■ THE REQUEST
Would you transcribe all of the data exactly, down to the last character?

===== INPUT RECORDS =====

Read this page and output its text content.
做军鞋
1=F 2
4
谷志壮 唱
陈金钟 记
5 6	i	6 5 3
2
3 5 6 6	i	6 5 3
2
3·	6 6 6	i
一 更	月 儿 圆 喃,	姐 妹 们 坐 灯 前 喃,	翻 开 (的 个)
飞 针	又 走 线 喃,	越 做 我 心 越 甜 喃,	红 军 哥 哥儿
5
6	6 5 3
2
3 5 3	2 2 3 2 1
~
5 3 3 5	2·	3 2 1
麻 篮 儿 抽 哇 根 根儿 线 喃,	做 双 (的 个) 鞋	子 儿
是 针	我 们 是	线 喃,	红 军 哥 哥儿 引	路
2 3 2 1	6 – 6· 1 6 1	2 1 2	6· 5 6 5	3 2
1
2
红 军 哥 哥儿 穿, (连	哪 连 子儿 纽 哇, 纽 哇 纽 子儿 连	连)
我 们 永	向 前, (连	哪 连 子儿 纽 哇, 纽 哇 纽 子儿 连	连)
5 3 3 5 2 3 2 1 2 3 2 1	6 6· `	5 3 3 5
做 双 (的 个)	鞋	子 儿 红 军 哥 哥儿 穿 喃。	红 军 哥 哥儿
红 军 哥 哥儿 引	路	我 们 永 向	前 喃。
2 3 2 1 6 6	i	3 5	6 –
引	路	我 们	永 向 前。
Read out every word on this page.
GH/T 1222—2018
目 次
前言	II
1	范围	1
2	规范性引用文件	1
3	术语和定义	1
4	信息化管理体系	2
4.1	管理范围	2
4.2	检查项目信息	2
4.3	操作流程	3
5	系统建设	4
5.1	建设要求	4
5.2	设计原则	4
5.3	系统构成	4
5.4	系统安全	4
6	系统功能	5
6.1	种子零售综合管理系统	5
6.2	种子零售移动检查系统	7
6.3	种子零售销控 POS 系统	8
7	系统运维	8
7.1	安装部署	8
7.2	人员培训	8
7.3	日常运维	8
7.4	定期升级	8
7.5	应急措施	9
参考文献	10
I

=====

■ EXERCISE ANSWER
Read this page and output its text content.
做军鞋
1=F 2
4
谷志壮 唱
陈金钟 记
5 6	i	6 5 3
2
3 5 6 6	i	6 5 3
2
3·	6 6 6	i
一 更	月 儿 圆 喃,	姐 妹 们 坐 灯 前 喃,	翻 开 (的 个)
飞 针	又 走 线 喃,	越 做 我 心 越 甜 喃,	红 军 哥 哥儿
5
6	6 5 3
2
3 5 3	2 2 3 2 1
~
5 3 3 5	2·	3 2 1
麻 篮 儿 抽 哇 根 根儿 线 喃,	做 双 (的 个) 鞋	子 儿
是 针	我 们 是	线 喃,	红 军 哥 哥儿 引	路
2 3 2 1	6 – 6· 1 6 1	2 1 2	6· 5 6 5	3 2
1
2
红 军 哥 哥儿 穿, (连	哪 连 子儿 纽 哇, 纽 哇 纽 子儿 连	连)
我 们 永	向 前, (连	哪 连 子儿 纽 哇, 纽 哇 纽 子儿 连	连)
5 3 3 5 2 3 2 1 2 3 2 1	6 6· `	5 3 3 5
做 双 (的 个)	鞋	子 儿 红 军 哥 哥儿 穿 喃。	红 军 哥 哥儿
红 军 哥 哥儿 引	路	我 们 永 向	前 喃。
2 3 2 1 6 6	i	3 5	6 –
引	路	我 们	永 向 前。
Read out every word on this page.
GH/T 1222—2018
目 次
前言	II
1	范围	1
2	规范性引用文件	1
3	术语和定义	1
4	信息化管理体系	2
4.1	管理范围	2
4.2	检查项目信息	2
4.3	操作流程	3
5	系统建设	4
5.1	建设要求	4
5.2	设计原则	4
5.3	系统构成	4
5.4	系统安全	4
6	系统功能	5
6.1	种子零售综合管理系统	5
6.2	种子零售移动检查系统	7
6.3	种子零售销控 POS 系统	8
7	系统运维	8
7.1	安装部署	8
7.2	人员培训	8
7.3	日常运维	8
7.4	定期升级	8
7.5	应急措施	9
参考文献	10
I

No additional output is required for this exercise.